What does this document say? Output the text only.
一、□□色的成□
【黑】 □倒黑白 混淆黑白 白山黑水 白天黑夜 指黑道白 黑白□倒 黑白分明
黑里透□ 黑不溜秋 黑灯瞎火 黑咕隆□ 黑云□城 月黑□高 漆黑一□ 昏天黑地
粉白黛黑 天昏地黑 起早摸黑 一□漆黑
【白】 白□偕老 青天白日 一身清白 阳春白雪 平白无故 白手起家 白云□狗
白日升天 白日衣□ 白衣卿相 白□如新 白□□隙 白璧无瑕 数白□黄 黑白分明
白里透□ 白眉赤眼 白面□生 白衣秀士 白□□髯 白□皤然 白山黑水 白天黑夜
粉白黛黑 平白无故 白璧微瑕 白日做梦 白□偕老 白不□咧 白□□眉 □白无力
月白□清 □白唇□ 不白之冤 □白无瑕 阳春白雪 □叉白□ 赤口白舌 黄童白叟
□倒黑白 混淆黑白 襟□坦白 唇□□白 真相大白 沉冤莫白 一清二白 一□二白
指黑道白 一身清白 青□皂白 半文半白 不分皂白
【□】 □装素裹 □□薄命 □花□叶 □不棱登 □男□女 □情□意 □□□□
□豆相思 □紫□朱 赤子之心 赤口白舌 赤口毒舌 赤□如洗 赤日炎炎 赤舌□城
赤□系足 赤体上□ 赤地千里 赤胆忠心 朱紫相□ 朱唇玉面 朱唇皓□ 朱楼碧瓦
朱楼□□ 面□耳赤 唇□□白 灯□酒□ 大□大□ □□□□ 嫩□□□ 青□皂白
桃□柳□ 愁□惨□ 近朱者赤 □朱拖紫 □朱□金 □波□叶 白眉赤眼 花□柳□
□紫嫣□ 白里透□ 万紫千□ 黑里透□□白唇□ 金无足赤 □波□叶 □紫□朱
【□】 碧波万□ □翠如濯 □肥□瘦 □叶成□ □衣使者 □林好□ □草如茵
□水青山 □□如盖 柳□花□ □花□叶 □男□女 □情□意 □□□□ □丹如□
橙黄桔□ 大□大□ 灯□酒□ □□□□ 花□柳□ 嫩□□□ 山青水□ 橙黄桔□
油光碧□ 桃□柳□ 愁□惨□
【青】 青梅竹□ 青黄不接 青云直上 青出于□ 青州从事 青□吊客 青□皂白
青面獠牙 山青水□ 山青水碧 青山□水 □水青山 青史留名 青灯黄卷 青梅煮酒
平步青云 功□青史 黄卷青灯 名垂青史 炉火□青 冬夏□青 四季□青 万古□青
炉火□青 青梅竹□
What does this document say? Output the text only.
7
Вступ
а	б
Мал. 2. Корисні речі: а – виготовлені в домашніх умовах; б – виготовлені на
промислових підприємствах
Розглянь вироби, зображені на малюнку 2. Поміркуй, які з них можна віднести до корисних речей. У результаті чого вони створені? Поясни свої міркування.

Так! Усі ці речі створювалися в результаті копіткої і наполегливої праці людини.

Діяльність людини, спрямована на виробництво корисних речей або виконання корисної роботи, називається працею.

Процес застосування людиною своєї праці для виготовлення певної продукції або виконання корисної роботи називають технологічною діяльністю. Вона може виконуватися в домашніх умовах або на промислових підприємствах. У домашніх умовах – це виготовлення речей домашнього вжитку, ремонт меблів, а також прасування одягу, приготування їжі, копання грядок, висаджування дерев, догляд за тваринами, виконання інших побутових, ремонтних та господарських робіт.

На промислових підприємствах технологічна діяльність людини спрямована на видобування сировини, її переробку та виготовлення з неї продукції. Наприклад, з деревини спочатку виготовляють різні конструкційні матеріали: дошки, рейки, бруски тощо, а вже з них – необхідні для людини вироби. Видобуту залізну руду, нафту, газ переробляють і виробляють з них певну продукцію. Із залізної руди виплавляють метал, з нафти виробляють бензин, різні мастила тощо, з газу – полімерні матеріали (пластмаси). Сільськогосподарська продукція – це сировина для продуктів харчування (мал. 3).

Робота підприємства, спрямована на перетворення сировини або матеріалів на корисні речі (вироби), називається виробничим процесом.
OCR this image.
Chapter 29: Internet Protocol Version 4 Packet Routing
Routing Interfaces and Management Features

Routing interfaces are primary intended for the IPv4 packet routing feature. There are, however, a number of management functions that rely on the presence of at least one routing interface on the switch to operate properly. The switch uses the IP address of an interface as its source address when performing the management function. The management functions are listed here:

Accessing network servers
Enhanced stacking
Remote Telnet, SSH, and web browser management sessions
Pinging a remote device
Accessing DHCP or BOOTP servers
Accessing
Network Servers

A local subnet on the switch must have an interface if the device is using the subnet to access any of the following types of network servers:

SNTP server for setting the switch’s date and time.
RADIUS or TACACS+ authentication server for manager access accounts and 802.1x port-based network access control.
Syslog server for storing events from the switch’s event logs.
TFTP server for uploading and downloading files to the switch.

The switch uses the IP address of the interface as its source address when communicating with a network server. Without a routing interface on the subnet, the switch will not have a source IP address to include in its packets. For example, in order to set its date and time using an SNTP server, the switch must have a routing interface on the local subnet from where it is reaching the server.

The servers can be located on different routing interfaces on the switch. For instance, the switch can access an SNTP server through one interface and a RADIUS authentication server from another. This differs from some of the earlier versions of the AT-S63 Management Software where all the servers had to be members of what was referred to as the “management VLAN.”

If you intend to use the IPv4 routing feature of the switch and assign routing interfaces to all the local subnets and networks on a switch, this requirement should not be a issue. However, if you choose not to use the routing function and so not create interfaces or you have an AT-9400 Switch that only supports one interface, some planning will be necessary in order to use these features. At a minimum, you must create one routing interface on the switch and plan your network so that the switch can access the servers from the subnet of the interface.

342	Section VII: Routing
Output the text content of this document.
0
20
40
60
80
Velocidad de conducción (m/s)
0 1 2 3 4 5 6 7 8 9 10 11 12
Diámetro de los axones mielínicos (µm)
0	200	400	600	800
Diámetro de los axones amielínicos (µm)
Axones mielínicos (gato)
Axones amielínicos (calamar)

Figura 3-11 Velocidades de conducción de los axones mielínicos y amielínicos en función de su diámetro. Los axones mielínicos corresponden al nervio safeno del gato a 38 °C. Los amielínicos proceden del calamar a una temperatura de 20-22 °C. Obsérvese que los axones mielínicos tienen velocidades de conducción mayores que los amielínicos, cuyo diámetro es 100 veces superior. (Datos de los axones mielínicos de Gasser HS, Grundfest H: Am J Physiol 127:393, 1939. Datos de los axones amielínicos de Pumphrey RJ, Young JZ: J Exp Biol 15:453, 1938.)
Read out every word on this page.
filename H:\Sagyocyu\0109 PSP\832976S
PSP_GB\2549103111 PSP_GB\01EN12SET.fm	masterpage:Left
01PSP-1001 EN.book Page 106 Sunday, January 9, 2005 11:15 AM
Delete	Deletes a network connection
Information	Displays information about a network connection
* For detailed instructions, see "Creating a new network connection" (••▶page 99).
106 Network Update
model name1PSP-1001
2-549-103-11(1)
::::::::
STATED EXERCISE
Print all of the entries again, exactly as written.

OUTPUT FOR THIS EXERCISE
What does this document say? Output the text only.
一、□□色的成□
【黑】 □倒黑白 混淆黑白 白山黑水 白天黑夜 指黑道白 黑白□倒 黑白分明
黑里透□ 黑不溜秋 黑灯瞎火 黑咕隆□ 黑云□城 月黑□高 漆黑一□ 昏天黑地
粉白黛黑 天昏地黑 起早摸黑 一□漆黑
【白】 白□偕老 青天白日 一身清白 阳春白雪 平白无故 白手起家 白云□狗
白日升天 白日衣□ 白衣卿相 白□如新 白□□隙 白璧无瑕 数白□黄 黑白分明
白里透□ 白眉赤眼 白面□生 白衣秀士 白□□髯 白□皤然 白山黑水 白天黑夜
粉白黛黑 平白无故 白璧微瑕 白日做梦 白□偕老 白不□咧 白□□眉 □白无力
月白□清 □白唇□ 不白之冤 □白无瑕 阳春白雪 □叉白□ 赤口白舌 黄童白叟
□倒黑白 混淆黑白 襟□坦白 唇□□白 真相大白 沉冤莫白 一清二白 一□二白
指黑道白 一身清白 青□皂白 半文半白 不分皂白
【□】 □装素裹 □□薄命 □花□叶 □不棱登 □男□女 □情□意 □□□□
□豆相思 □紫□朱 赤子之心 赤口白舌 赤口毒舌 赤□如洗 赤日炎炎 赤舌□城
赤□系足 赤体上□ 赤地千里 赤胆忠心 朱紫相□ 朱唇玉面 朱唇皓□ 朱楼碧瓦
朱楼□□ 面□耳赤 唇□□白 灯□酒□ 大□大□ □□□□ 嫩□□□ 青□皂白
桃□柳□ 愁□惨□ 近朱者赤 □朱拖紫 □朱□金 □波□叶 白眉赤眼 花□柳□
□紫嫣□ 白里透□ 万紫千□ 黑里透□□白唇□ 金无足赤 □波□叶 □紫□朱
【□】 碧波万□ □翠如濯 □肥□瘦 □叶成□ □衣使者 □林好□ □草如茵
□水青山 □□如盖 柳□花□ □花□叶 □男□女 □情□意 □□□□ □丹如□
橙黄桔□ 大□大□ 灯□酒□ □□□□ 花□柳□ 嫩□□□ 山青水□ 橙黄桔□
油光碧□ 桃□柳□ 愁□惨□
【青】 青梅竹□ 青黄不接 青云直上 青出于□ 青州从事 青□吊客 青□皂白
青面獠牙 山青水□ 山青水碧 青山□水 □水青山 青史留名 青灯黄卷 青梅煮酒
平步青云 功□青史 黄卷青灯 名垂青史 炉火□青 冬夏□青 四季□青 万古□青
炉火□青 青梅竹□
What does this document say? Output the text only.
7
Вступ
а	б
Мал. 2. Корисні речі: а – виготовлені в домашніх умовах; б – виготовлені на
промислових підприємствах
Розглянь вироби, зображені на малюнку 2. Поміркуй, які з них можна віднести до корисних речей. У результаті чого вони створені? Поясни свої міркування.

Так! Усі ці речі створювалися в результаті копіткої і наполегливої праці людини.

Діяльність людини, спрямована на виробництво корисних речей або виконання корисної роботи, називається працею.

Процес застосування людиною своєї праці для виготовлення певної продукції або виконання корисної роботи називають технологічною діяльністю. Вона може виконуватися в домашніх умовах або на промислових підприємствах. У домашніх умовах – це виготовлення речей домашнього вжитку, ремонт меблів, а також прасування одягу, приготування їжі, копання грядок, висаджування дерев, догляд за тваринами, виконання інших побутових, ремонтних та господарських робіт.

На промислових підприємствах технологічна діяльність людини спрямована на видобування сировини, її переробку та виготовлення з неї продукції. Наприклад, з деревини спочатку виготовляють різні конструкційні матеріали: дошки, рейки, бруски тощо, а вже з них – необхідні для людини вироби. Видобуту залізну руду, нафту, газ переробляють і виробляють з них певну продукцію. Із залізної руди виплавляють метал, з нафти виробляють бензин, різні мастила тощо, з газу – полімерні матеріали (пластмаси). Сільськогосподарська продукція – це сировина для продуктів харчування (мал. 3).

Робота підприємства, спрямована на перетворення сировини або матеріалів на корисні речі (вироби), називається виробничим процесом.
OCR this image.
Chapter 29: Internet Protocol Version 4 Packet Routing
Routing Interfaces and Management Features

Routing interfaces are primary intended for the IPv4 packet routing feature. There are, however, a number of management functions that rely on the presence of at least one routing interface on the switch to operate properly. The switch uses the IP address of an interface as its source address when performing the management function. The management functions are listed here:

Accessing network servers
Enhanced stacking
Remote Telnet, SSH, and web browser management sessions
Pinging a remote device
Accessing DHCP or BOOTP servers
Accessing
Network Servers

A local subnet on the switch must have an interface if the device is using the subnet to access any of the following types of network servers:

SNTP server for setting the switch’s date and time.
RADIUS or TACACS+ authentication server for manager access accounts and 802.1x port-based network access control.
Syslog server for storing events from the switch’s event logs.
TFTP server for uploading and downloading files to the switch.

The switch uses the IP address of the interface as its source address when communicating with a network server. Without a routing interface on the subnet, the switch will not have a source IP address to include in its packets. For example, in order to set its date and time using an SNTP server, the switch must have a routing interface on the local subnet from where it is reaching the server.

The servers can be located on different routing interfaces on the switch. For instance, the switch can access an SNTP server through one interface and a RADIUS authentication server from another. This differs from some of the earlier versions of the AT-S63 Management Software where all the servers had to be members of what was referred to as the “management VLAN.”

If you intend to use the IPv4 routing feature of the switch and assign routing interfaces to all the local subnets and networks on a switch, this requirement should not be a issue. However, if you choose not to use the routing function and so not create interfaces or you have an AT-9400 Switch that only supports one interface, some planning will be necessary in order to use these features. At a minimum, you must create one routing interface on the switch and plan your network so that the switch can access the servers from the subnet of the interface.

342	Section VII: Routing
Output the text content of this document.
0
20
40
60
80
Velocidad de conducción (m/s)
0 1 2 3 4 5 6 7 8 9 10 11 12
Diámetro de los axones mielínicos (µm)
0	200	400	600	800
Diámetro de los axones amielínicos (µm)
Axones mielínicos (gato)
Axones amielínicos (calamar)

Figura 3-11 Velocidades de conducción de los axones mielínicos y amielínicos en función de su diámetro. Los axones mielínicos corresponden al nervio safeno del gato a 38 °C. Los amielínicos proceden del calamar a una temperatura de 20-22 °C. Obsérvese que los axones mielínicos tienen velocidades de conducción mayores que los amielínicos, cuyo diámetro es 100 veces superior. (Datos de los axones mielínicos de Gasser HS, Grundfest H: Am J Physiol 127:393, 1939. Datos de los axones amielínicos de Pumphrey RJ, Young JZ: J Exp Biol 15:453, 1938.)
Read out every word on this page.
filename H:\Sagyocyu\0109 PSP\832976S
PSP_GB\2549103111 PSP_GB\01EN12SET.fm	masterpage:Left
01PSP-1001 EN.book Page 106 Sunday, January 9, 2005 11:15 AM
Delete	Deletes a network connection
Information	Displays information about a network connection
* For detailed instructions, see "Creating a new network connection" (••▶page 99).
106 Network Update
model name1PSP-1001
2-549-103-11(1)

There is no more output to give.